**Task statement:** From the entries below, count every line that contains the word "Vollziehung". Please give the number and nothing else.

[Entries taken from a collection]
== Segment start ==
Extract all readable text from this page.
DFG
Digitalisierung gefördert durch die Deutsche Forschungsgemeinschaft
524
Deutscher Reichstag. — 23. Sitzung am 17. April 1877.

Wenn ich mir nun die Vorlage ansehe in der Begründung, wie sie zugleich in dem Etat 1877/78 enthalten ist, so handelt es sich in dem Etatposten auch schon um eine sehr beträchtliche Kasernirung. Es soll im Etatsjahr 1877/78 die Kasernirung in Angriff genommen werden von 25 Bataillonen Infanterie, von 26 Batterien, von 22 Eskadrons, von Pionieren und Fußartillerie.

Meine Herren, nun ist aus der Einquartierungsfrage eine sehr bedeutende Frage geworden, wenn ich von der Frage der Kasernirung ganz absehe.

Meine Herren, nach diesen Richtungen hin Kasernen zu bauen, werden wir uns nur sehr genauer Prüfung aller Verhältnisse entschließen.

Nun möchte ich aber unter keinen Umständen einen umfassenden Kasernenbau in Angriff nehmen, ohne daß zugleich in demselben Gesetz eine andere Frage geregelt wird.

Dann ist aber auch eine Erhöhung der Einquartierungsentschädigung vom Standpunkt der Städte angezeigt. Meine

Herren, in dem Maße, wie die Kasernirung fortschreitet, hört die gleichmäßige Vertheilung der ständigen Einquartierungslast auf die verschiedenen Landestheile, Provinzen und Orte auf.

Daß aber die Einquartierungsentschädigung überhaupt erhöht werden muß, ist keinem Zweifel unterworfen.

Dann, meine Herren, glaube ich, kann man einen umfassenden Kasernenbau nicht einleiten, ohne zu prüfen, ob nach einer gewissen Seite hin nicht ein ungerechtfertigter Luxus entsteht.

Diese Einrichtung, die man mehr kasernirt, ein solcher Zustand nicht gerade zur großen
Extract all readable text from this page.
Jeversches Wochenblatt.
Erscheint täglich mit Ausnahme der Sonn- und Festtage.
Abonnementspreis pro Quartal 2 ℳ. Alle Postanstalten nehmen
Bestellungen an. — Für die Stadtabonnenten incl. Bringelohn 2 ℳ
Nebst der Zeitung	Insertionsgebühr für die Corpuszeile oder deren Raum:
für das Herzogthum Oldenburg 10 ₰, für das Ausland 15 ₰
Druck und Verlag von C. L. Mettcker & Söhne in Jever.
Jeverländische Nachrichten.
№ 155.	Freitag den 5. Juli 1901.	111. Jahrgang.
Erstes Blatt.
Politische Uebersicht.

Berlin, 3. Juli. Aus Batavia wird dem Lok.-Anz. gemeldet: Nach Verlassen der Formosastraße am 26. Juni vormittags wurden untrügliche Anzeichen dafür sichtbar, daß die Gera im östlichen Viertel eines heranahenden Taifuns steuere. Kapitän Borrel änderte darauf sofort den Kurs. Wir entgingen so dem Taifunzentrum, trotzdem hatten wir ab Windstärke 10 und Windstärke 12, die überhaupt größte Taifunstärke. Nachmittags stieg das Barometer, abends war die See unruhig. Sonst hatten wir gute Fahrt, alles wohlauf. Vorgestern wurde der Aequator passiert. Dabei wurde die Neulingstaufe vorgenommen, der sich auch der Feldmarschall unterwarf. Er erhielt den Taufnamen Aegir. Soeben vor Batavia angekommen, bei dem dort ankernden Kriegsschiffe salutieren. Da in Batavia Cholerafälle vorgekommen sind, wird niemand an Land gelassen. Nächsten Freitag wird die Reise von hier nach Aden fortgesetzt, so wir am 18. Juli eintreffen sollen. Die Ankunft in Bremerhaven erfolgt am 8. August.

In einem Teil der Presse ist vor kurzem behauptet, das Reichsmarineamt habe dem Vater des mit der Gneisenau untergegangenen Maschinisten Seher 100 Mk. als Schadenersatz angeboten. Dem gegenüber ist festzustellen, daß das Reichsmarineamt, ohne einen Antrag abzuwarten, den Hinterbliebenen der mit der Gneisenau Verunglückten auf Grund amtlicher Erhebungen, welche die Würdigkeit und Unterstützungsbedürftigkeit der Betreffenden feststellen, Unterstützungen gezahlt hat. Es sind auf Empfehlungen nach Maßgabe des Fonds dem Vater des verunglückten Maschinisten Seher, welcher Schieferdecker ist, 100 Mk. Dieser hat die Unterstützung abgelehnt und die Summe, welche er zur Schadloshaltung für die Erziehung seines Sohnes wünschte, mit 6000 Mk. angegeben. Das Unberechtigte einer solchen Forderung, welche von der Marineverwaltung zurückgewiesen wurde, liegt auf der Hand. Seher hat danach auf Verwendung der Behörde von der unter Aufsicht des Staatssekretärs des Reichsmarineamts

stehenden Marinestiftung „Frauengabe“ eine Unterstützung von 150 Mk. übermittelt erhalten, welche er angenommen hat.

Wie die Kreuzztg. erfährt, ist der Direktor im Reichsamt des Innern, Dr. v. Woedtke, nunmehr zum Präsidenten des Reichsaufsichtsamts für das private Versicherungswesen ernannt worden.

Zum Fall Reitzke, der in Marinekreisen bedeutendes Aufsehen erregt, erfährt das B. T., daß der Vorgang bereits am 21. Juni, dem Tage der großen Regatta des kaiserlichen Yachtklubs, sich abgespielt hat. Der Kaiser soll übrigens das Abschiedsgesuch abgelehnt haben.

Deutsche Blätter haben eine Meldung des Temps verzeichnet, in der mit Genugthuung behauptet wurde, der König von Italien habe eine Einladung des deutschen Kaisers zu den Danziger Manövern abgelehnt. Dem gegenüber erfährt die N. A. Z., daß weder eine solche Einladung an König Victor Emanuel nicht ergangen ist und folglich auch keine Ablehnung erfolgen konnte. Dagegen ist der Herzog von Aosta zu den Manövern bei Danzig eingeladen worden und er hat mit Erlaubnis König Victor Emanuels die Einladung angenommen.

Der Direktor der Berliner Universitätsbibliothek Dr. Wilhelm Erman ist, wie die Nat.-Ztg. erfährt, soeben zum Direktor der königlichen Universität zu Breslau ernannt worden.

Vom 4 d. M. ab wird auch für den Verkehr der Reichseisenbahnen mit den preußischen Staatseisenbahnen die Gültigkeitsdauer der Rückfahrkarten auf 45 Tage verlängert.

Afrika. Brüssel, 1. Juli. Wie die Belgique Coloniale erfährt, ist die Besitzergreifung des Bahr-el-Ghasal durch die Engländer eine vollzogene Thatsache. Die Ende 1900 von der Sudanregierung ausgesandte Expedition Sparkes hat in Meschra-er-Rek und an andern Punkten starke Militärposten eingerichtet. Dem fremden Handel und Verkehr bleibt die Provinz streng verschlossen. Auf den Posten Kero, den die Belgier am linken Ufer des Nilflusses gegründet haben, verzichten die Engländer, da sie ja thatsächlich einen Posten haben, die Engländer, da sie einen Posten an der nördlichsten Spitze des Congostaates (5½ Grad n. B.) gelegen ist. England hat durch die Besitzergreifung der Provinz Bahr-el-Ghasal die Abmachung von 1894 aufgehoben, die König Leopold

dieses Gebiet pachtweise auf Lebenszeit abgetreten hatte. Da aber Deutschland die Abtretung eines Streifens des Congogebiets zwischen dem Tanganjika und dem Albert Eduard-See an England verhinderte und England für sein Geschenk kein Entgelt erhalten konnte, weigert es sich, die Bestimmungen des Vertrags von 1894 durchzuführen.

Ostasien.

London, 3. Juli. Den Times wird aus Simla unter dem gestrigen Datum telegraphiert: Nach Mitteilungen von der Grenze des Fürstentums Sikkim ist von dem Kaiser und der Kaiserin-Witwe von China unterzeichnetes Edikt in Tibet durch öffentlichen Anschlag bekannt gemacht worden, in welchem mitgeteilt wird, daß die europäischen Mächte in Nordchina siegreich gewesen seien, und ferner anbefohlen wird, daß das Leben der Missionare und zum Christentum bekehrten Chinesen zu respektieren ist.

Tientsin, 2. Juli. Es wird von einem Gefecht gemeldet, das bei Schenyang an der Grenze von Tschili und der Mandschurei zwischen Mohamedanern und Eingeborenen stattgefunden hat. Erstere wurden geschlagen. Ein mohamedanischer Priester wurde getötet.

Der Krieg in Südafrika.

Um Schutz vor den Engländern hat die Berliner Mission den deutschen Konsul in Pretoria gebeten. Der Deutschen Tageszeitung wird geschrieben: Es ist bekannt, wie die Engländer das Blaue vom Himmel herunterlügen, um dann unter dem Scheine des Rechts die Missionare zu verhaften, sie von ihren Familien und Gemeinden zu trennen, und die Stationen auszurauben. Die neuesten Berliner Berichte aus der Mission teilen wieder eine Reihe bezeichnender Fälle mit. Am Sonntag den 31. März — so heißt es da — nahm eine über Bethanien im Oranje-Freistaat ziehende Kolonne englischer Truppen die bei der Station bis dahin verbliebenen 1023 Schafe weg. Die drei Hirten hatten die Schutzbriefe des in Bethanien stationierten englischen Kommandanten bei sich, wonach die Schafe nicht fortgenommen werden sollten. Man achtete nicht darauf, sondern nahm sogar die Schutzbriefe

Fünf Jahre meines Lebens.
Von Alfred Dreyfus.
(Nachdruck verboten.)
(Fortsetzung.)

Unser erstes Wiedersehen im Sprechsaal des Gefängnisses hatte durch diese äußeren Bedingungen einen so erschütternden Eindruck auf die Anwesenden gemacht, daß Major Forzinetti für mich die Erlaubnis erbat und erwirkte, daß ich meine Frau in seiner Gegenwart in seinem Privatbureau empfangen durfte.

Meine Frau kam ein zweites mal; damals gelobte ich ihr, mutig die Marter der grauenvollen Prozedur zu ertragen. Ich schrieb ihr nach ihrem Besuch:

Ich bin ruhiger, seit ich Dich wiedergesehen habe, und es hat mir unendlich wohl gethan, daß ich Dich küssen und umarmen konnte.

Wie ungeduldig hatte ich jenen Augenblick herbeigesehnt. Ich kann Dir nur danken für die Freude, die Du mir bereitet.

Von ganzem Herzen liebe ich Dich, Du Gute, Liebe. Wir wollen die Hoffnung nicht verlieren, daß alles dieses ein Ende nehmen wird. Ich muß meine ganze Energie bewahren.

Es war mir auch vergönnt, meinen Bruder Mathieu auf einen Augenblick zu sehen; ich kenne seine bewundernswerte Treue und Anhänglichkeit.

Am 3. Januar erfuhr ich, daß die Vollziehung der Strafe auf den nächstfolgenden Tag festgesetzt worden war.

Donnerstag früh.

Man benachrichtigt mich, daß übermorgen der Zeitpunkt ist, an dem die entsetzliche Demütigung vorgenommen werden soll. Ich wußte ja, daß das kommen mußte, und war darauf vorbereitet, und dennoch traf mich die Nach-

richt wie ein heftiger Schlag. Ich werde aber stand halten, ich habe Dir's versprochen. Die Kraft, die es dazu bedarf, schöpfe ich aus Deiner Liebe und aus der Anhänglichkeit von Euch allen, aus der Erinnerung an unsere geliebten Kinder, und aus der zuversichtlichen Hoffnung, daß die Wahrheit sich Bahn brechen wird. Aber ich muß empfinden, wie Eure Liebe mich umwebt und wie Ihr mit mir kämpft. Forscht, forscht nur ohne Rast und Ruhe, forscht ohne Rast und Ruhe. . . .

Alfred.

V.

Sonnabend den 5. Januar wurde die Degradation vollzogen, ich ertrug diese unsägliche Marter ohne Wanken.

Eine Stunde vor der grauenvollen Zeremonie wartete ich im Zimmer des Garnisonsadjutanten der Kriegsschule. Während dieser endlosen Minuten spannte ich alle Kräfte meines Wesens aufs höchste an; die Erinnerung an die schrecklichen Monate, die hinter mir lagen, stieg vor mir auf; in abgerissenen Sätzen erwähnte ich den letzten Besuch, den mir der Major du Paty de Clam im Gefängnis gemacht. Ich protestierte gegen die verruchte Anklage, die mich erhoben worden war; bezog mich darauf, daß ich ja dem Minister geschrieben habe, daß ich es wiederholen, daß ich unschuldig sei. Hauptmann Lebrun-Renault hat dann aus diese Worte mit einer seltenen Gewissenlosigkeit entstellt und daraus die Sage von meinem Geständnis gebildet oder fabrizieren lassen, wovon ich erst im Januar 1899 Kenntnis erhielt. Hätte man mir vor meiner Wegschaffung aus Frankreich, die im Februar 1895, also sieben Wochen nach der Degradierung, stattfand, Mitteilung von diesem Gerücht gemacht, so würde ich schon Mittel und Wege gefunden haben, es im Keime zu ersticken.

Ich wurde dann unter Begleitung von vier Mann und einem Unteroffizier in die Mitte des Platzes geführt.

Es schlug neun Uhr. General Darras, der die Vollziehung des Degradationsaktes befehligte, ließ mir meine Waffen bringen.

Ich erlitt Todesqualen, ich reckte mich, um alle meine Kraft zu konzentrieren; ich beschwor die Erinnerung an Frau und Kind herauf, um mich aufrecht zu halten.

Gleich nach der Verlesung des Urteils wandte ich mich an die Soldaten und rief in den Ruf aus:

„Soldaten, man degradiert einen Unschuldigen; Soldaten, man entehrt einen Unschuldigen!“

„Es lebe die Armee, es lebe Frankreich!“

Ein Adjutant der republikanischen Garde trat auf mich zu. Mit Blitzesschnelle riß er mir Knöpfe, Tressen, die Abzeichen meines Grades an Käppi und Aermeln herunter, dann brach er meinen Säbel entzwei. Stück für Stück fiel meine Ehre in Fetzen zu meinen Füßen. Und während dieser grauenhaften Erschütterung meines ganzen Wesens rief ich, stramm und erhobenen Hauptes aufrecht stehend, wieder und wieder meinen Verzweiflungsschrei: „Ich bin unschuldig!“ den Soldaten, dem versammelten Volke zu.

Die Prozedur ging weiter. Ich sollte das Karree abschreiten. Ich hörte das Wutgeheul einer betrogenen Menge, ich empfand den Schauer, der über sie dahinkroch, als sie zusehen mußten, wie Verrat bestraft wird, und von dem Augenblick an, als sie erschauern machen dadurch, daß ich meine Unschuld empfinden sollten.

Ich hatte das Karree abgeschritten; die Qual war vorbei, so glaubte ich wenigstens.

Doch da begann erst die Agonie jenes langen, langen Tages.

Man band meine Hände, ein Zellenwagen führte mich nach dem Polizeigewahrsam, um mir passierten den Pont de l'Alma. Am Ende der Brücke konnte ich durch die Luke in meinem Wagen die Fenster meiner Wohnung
== Segment end ==
**Output:** 2